╭─ Exercise material

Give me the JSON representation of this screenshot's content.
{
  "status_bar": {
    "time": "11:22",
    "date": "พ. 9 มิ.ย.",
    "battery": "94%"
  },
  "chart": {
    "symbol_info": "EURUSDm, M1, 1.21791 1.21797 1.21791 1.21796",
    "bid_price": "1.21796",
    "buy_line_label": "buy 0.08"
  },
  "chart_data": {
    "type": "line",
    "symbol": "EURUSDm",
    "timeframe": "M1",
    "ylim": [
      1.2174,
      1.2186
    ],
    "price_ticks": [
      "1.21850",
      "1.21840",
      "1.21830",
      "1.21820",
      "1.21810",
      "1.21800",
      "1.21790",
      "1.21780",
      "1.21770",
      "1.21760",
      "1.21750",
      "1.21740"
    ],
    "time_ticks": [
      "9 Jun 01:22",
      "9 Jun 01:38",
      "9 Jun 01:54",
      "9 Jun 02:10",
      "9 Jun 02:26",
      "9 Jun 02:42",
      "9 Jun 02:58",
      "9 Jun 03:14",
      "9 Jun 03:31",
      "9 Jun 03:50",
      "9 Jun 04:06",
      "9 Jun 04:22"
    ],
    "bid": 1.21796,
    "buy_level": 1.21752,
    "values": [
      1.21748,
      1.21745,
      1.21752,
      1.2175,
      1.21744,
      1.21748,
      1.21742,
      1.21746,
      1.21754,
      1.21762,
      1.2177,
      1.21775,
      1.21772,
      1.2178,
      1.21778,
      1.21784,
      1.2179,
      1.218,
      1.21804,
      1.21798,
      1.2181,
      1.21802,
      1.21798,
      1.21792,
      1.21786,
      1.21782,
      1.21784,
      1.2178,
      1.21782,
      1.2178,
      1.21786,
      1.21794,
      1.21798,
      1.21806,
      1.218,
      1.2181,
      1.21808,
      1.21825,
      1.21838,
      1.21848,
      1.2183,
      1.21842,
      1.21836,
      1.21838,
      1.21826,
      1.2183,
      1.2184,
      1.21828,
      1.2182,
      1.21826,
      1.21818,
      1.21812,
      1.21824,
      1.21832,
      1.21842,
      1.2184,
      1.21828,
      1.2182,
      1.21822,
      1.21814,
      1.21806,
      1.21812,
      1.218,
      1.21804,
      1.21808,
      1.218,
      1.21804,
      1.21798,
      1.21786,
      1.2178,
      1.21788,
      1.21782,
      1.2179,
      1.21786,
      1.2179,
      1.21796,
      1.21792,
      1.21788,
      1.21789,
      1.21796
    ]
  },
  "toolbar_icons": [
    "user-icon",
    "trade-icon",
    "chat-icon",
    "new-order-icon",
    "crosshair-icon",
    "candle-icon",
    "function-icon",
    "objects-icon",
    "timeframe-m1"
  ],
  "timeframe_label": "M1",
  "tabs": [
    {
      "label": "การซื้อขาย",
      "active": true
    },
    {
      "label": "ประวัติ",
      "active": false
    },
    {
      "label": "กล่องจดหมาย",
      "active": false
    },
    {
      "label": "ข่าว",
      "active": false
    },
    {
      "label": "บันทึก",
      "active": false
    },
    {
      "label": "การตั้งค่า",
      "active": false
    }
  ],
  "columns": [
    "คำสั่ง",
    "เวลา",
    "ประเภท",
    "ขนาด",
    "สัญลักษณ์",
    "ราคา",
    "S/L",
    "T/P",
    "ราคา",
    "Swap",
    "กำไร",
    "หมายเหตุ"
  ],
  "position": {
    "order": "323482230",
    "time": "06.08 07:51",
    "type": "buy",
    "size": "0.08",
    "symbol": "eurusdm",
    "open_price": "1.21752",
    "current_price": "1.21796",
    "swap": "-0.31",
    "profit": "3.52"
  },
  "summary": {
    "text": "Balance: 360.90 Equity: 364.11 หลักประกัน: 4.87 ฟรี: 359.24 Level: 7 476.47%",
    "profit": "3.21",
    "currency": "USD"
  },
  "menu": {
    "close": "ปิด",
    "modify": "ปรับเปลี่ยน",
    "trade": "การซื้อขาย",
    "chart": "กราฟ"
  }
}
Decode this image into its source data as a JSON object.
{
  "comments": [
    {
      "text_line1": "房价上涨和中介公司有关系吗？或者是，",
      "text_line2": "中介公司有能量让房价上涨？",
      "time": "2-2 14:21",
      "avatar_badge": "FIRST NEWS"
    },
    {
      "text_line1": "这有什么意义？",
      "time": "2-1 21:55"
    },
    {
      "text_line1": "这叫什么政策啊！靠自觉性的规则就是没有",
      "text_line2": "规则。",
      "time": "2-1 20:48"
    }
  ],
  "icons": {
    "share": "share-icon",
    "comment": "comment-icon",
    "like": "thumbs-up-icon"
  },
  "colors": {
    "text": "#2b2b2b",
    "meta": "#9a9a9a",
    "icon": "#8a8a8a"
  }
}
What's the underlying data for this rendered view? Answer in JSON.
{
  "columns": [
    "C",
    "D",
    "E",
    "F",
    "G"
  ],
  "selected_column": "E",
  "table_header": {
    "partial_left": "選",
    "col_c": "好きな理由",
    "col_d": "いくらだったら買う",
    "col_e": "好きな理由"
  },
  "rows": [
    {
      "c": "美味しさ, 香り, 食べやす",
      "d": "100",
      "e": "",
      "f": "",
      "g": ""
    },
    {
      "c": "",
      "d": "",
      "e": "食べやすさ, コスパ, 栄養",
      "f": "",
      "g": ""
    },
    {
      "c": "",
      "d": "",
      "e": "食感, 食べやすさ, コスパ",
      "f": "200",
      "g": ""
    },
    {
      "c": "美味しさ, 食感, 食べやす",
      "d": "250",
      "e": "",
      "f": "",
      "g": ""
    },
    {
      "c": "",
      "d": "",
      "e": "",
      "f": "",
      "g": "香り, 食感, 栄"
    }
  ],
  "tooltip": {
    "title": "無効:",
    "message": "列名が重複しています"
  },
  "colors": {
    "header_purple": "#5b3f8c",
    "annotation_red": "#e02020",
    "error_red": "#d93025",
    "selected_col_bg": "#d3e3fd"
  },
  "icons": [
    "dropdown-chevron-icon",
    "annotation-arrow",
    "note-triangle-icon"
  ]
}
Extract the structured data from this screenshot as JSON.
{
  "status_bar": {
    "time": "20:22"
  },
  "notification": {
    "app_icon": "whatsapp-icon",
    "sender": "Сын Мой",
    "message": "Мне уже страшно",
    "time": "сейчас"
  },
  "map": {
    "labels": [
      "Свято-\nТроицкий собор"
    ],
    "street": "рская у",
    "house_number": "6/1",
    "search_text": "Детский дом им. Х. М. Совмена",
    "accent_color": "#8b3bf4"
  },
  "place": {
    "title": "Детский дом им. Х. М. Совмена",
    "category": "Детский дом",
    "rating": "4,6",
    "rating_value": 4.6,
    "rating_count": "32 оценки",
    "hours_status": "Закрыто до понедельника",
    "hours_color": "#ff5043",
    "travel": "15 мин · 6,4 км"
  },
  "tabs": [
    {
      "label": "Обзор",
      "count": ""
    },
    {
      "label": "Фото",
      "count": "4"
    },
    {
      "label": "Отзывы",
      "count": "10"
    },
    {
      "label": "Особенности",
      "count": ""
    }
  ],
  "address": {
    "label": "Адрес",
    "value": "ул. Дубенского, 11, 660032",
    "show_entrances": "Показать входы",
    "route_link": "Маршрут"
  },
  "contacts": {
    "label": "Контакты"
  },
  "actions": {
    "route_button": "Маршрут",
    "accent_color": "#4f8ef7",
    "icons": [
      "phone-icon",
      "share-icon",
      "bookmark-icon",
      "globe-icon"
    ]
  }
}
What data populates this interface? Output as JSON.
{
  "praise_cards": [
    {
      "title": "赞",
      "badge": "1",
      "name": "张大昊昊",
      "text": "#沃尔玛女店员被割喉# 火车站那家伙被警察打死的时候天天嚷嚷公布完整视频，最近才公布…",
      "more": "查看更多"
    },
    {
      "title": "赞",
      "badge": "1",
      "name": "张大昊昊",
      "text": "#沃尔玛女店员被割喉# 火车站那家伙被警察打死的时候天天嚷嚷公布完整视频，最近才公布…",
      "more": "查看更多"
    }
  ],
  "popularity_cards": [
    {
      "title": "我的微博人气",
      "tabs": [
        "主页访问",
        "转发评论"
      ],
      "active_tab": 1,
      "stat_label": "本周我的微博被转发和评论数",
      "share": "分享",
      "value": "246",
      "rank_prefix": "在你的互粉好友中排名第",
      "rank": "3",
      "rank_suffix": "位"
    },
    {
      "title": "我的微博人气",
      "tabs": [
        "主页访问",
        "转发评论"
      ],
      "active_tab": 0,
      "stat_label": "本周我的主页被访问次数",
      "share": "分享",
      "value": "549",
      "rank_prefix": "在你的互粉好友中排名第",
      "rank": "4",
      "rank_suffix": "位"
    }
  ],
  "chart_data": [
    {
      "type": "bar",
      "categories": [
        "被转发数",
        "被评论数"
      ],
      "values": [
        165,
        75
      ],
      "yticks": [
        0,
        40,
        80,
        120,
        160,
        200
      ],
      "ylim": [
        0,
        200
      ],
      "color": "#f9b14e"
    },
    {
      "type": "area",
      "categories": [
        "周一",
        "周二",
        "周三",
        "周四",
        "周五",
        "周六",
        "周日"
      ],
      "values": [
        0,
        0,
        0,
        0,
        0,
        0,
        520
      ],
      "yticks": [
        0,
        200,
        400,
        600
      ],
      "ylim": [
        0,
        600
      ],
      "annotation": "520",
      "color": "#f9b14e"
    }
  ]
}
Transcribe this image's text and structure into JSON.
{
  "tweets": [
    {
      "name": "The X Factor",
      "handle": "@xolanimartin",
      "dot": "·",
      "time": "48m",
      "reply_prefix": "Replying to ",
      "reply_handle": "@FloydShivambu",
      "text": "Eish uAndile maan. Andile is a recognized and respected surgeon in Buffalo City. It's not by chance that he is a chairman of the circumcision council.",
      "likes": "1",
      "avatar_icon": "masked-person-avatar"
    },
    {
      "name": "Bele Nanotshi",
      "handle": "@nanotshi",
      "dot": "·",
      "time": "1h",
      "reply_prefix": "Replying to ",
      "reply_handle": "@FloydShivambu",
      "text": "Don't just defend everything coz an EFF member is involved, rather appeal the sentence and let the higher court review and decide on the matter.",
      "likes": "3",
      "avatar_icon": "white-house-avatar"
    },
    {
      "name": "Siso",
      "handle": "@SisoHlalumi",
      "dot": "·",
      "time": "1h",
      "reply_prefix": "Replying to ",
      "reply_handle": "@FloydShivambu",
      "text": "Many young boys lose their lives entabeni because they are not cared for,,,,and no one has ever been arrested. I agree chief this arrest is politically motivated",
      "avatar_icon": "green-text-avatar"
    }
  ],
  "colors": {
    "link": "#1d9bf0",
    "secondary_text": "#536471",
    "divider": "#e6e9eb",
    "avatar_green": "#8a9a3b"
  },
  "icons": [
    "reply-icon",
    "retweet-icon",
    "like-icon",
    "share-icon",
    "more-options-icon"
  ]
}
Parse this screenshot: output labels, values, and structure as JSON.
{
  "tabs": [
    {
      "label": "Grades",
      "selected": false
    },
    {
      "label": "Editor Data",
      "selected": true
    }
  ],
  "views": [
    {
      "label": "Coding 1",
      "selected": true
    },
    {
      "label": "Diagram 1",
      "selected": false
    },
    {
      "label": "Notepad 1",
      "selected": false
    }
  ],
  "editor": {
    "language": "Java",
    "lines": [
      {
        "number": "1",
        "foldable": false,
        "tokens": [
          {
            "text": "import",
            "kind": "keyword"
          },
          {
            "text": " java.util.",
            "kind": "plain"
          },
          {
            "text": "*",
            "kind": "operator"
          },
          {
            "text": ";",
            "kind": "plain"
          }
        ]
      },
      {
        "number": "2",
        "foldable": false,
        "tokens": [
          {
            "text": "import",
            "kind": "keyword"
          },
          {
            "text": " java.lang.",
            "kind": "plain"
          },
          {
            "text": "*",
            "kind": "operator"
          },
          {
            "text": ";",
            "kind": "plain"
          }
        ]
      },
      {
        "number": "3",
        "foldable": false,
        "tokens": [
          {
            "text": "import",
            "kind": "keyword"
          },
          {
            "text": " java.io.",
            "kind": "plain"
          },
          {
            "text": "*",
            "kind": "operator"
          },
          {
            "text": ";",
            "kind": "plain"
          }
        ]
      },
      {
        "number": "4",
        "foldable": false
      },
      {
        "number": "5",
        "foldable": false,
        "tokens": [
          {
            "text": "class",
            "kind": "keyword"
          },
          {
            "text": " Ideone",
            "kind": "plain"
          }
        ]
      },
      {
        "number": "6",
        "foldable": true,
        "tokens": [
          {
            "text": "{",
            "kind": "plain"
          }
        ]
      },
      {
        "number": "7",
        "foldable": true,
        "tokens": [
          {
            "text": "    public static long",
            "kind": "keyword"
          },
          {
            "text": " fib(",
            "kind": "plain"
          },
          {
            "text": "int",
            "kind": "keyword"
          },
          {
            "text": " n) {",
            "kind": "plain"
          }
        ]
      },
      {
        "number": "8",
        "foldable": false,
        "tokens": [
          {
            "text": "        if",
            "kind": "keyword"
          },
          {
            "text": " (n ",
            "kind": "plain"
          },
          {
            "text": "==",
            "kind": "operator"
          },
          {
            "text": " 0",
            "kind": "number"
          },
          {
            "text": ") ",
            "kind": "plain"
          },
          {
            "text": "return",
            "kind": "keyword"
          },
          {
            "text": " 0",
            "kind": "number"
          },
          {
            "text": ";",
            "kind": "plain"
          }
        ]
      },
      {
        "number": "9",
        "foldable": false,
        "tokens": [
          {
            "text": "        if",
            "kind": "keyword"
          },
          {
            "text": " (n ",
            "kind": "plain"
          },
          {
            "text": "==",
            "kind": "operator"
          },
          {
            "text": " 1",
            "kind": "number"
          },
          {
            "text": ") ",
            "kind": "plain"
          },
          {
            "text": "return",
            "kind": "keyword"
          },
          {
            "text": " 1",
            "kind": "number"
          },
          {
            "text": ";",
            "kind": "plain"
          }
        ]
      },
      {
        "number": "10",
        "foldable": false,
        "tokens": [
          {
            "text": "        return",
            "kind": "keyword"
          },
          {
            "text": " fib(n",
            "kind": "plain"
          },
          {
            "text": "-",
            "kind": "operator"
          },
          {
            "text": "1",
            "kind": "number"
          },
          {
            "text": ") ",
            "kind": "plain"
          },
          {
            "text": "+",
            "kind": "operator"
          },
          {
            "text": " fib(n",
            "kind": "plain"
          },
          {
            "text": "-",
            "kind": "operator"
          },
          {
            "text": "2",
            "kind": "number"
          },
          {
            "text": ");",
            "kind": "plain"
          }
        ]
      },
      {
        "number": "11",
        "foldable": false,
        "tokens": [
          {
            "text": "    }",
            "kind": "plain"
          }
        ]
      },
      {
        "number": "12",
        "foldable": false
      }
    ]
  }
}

╰─

Stated problem:
Extract every line that has the string "image" in it.

Task answer:
Decode this image into its source data as a JSON object.
Transcribe this image's text and structure into JSON.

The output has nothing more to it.